[Excerpts from a figure dataset]
________________________________________

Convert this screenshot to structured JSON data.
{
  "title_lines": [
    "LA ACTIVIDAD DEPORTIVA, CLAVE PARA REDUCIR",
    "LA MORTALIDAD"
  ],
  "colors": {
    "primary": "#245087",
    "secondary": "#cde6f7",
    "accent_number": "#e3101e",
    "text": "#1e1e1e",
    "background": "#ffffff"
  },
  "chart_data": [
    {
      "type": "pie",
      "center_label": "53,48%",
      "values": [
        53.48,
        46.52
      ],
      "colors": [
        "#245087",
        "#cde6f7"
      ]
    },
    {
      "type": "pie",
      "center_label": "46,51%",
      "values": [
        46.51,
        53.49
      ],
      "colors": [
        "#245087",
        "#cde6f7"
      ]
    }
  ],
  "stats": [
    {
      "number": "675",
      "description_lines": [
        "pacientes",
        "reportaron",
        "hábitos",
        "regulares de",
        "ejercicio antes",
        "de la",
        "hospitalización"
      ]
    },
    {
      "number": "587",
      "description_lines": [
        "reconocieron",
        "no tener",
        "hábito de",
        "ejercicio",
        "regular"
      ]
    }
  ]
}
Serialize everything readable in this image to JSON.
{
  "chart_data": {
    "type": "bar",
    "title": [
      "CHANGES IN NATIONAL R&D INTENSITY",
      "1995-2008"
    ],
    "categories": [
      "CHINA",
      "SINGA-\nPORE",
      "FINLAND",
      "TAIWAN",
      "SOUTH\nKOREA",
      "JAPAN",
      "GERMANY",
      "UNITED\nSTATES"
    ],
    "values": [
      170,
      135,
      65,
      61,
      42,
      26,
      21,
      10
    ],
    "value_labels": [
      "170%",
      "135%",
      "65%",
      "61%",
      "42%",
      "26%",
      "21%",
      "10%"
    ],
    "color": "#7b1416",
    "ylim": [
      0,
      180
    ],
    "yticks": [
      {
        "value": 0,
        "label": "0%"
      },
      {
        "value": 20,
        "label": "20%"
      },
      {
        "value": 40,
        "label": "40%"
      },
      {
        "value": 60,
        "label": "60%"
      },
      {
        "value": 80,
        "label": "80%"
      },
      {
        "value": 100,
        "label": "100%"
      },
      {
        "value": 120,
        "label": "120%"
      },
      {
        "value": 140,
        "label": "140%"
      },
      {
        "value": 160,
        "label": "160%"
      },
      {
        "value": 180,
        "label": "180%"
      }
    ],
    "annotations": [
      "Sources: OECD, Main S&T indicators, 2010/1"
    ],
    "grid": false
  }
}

________________________________________

Repeat exactly the lines from the line containing "Serialize everything readable" through the last line of the records above, including both, and nothing else.

Serialize everything readable in this image to JSON.
{
  "chart_data": {
    "type": "bar",
    "title": [
      "CHANGES IN NATIONAL R&D INTENSITY",
      "1995-2008"
    ],
    "categories": [
      "CHINA",
      "SINGA-\nPORE",
      "FINLAND",
      "TAIWAN",
      "SOUTH\nKOREA",
      "JAPAN",
      "GERMANY",
      "UNITED\nSTATES"
    ],
    "values": [
      170,
      135,
      65,
      61,
      42,
      26,
      21,
      10
    ],
    "value_labels": [
      "170%",
      "135%",
      "65%",
      "61%",
      "42%",
      "26%",
      "21%",
      "10%"
    ],
    "color": "#7b1416",
    "ylim": [
      0,
      180
    ],
    "yticks": [
      {
        "value": 0,
        "label": "0%"
      },
      {
        "value": 20,
        "label": "20%"
      },
      {
        "value": 40,
        "label": "40%"
      },
      {
        "value": 60,
        "label": "60%"
      },
      {
        "value": 80,
        "label": "80%"
      },
      {
        "value": 100,
        "label": "100%"
      },
      {
        "value": 120,
        "label": "120%"
      },
      {
        "value": 140,
        "label": "140%"
      },
      {
        "value": 160,
        "label": "160%"
      },
      {
        "value": 180,
        "label": "180%"
      }
    ],
    "annotations": [
      "Sources: OECD, Main S&T indicators, 2010/1"
    ],
    "grid": false
  }
}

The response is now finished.